Output nothing but the number of lines that include the word "have".

*** Data supplied ***

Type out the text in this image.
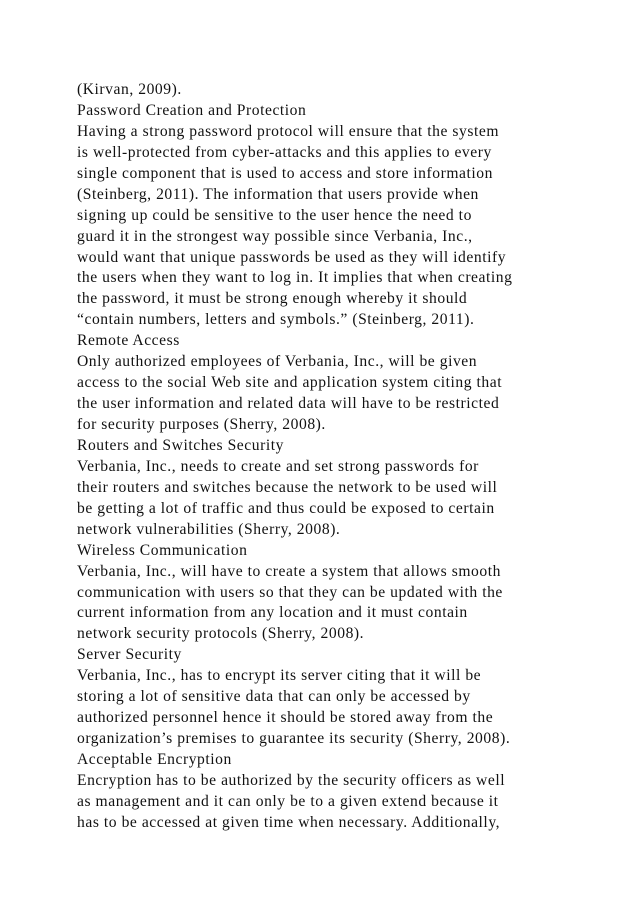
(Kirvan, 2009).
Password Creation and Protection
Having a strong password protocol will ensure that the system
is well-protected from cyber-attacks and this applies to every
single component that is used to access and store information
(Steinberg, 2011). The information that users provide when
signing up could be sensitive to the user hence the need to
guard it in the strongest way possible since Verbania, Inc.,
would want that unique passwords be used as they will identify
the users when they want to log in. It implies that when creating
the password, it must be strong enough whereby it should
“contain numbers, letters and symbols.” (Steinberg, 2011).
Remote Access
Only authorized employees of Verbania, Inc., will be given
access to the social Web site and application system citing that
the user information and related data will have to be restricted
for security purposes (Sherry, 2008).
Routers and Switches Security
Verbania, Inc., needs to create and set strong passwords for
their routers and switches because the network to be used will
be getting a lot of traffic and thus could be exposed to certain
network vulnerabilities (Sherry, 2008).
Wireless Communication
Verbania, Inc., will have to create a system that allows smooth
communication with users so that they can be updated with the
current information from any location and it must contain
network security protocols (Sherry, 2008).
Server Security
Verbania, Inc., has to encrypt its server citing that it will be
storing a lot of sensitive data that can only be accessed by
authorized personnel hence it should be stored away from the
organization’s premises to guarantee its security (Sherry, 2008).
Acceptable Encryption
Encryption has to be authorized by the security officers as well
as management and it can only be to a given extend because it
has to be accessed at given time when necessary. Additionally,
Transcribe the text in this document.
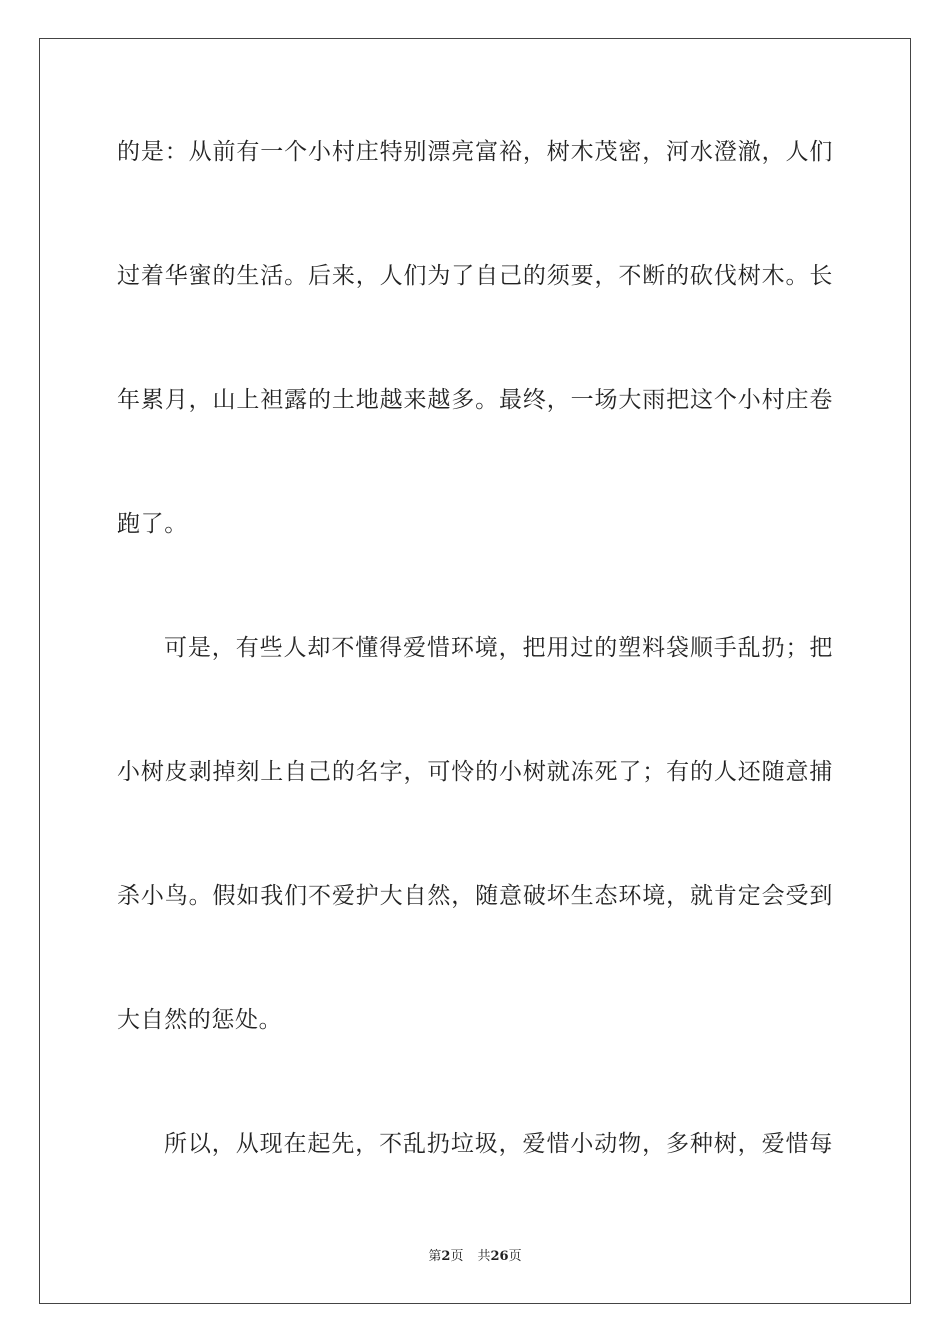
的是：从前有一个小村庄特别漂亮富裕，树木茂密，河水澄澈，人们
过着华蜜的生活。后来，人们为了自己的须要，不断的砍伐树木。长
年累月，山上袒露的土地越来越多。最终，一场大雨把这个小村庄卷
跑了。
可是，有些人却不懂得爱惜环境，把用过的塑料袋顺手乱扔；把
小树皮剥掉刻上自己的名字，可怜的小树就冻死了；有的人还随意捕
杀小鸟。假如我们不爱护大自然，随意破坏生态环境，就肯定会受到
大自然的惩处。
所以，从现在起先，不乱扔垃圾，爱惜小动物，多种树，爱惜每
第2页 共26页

***

> **In response**
2